THE EXERCISE: In the listing below, locate the lines that hold "xlabel" and copy them.

────────────────────────────────────────

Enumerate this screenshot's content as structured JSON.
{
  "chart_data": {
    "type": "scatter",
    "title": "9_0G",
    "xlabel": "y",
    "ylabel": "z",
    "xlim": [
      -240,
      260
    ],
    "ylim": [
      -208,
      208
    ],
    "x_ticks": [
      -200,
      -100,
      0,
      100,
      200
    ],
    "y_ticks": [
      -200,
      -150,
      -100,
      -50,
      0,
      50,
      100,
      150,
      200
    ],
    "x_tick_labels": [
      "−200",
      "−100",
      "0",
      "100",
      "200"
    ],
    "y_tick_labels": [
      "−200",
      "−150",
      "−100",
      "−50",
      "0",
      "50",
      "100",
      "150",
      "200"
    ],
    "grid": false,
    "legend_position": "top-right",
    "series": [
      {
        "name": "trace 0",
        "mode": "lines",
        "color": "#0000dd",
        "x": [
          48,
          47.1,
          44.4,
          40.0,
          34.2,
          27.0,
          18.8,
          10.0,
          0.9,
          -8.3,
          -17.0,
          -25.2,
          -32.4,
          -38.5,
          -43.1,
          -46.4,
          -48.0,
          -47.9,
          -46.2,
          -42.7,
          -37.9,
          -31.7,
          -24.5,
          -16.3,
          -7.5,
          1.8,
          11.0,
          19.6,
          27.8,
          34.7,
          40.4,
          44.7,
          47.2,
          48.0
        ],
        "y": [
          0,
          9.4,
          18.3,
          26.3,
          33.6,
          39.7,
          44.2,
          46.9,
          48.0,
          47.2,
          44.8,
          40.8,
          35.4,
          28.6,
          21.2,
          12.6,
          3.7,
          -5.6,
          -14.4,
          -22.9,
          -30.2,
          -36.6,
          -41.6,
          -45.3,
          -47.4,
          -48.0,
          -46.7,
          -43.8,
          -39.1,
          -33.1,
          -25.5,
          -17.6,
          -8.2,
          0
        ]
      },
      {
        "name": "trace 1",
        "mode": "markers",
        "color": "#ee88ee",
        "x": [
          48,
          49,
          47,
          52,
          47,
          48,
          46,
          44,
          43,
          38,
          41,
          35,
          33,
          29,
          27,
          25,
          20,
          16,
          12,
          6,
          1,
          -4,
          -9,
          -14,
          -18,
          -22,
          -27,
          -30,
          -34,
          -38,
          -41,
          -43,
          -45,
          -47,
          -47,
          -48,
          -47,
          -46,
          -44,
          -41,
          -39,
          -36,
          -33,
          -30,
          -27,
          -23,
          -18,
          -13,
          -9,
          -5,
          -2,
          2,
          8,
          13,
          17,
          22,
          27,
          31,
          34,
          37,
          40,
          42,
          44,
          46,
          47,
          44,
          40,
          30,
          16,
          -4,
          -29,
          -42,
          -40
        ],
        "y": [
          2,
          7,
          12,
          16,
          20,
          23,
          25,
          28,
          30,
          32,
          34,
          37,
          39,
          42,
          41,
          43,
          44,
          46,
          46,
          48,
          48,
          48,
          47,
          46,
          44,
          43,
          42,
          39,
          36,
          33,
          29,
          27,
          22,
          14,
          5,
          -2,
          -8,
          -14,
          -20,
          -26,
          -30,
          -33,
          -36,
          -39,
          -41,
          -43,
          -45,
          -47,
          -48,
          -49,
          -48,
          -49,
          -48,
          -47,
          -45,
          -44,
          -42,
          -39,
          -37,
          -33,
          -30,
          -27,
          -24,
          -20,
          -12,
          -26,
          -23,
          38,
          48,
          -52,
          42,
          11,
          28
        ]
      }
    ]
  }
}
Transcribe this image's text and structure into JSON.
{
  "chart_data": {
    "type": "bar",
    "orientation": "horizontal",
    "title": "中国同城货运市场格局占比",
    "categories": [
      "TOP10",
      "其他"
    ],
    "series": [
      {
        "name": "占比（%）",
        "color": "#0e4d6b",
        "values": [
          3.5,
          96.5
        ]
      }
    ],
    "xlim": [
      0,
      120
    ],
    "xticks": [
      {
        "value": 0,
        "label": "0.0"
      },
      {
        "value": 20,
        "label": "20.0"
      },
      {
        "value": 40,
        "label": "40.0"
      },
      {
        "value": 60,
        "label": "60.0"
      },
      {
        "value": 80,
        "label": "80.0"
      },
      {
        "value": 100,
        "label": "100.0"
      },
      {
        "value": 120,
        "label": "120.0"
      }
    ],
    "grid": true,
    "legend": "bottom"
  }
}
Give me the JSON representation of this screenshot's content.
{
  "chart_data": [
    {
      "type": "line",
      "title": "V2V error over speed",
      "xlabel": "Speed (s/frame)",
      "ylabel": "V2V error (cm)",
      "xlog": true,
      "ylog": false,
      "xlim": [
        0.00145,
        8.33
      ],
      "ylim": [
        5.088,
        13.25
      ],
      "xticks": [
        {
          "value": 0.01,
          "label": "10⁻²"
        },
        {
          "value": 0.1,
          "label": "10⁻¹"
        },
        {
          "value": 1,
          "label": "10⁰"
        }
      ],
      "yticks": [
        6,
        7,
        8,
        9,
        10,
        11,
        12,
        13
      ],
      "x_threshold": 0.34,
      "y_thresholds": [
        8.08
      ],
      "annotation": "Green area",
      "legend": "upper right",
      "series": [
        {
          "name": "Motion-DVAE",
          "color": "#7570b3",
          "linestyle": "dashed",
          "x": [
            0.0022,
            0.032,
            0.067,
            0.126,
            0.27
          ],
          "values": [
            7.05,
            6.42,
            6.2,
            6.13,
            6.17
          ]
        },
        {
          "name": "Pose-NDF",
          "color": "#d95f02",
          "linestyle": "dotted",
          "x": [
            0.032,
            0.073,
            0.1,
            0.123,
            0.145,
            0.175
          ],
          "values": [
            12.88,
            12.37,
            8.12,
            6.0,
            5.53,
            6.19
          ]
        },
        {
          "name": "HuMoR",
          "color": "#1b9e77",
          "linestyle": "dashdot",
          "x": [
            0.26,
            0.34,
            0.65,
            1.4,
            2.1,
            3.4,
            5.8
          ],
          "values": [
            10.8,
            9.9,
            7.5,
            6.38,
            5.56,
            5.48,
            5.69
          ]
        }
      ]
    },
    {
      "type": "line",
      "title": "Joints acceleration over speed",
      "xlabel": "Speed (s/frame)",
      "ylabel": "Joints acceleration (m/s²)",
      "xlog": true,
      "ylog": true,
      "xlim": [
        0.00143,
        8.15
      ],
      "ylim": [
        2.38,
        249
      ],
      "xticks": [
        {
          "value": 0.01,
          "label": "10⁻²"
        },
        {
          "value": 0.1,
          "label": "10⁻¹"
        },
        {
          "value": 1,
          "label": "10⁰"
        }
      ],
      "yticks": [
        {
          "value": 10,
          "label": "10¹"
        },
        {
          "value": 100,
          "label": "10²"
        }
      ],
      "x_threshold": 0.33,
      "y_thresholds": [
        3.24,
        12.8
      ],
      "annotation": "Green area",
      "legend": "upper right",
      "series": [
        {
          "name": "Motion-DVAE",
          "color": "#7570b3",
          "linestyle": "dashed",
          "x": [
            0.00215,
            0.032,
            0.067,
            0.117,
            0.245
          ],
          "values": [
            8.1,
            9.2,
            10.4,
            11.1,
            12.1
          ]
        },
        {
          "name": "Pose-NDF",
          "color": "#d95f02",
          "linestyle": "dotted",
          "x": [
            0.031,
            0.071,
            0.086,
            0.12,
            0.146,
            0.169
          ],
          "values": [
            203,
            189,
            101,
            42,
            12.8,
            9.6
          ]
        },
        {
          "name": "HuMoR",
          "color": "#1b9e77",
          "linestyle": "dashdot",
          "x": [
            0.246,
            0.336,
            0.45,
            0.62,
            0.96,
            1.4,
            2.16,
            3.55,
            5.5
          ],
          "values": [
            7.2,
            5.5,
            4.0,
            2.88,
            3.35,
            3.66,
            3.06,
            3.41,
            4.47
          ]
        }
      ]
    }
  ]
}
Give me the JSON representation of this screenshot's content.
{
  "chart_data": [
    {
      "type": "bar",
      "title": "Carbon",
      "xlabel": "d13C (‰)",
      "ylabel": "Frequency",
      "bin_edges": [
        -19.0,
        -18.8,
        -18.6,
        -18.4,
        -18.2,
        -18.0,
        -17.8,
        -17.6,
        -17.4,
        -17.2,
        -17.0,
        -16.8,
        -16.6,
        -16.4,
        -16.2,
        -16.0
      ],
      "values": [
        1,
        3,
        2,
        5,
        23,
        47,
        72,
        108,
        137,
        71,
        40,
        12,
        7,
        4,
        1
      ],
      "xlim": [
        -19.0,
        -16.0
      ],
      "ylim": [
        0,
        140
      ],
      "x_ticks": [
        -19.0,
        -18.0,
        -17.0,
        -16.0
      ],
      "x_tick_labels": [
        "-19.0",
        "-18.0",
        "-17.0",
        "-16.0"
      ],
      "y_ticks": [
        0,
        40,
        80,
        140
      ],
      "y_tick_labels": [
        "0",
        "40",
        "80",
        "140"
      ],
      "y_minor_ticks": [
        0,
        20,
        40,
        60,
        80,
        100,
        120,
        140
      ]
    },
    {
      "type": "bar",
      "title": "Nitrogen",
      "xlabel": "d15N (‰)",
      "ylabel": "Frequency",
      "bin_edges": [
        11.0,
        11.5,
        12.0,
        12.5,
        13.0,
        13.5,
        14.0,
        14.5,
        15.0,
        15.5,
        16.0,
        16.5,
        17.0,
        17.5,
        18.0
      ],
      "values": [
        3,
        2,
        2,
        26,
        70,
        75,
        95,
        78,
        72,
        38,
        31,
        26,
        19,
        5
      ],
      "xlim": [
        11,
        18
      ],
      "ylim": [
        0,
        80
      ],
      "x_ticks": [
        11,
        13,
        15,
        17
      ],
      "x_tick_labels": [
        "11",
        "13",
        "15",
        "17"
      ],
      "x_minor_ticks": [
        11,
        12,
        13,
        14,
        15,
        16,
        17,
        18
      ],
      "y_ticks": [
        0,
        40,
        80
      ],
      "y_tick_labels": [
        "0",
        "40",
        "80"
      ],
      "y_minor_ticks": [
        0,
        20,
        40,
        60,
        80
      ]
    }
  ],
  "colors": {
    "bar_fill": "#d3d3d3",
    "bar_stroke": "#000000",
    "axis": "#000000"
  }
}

────────────────────────────────────────

THE ANSWER:
    "xlabel": "y",
      "xlabel": "Speed (s/frame)",
      "xlabel": "Speed (s/frame)",
      "xlabel": "d13C (‰)",
      "xlabel": "d15N (‰)",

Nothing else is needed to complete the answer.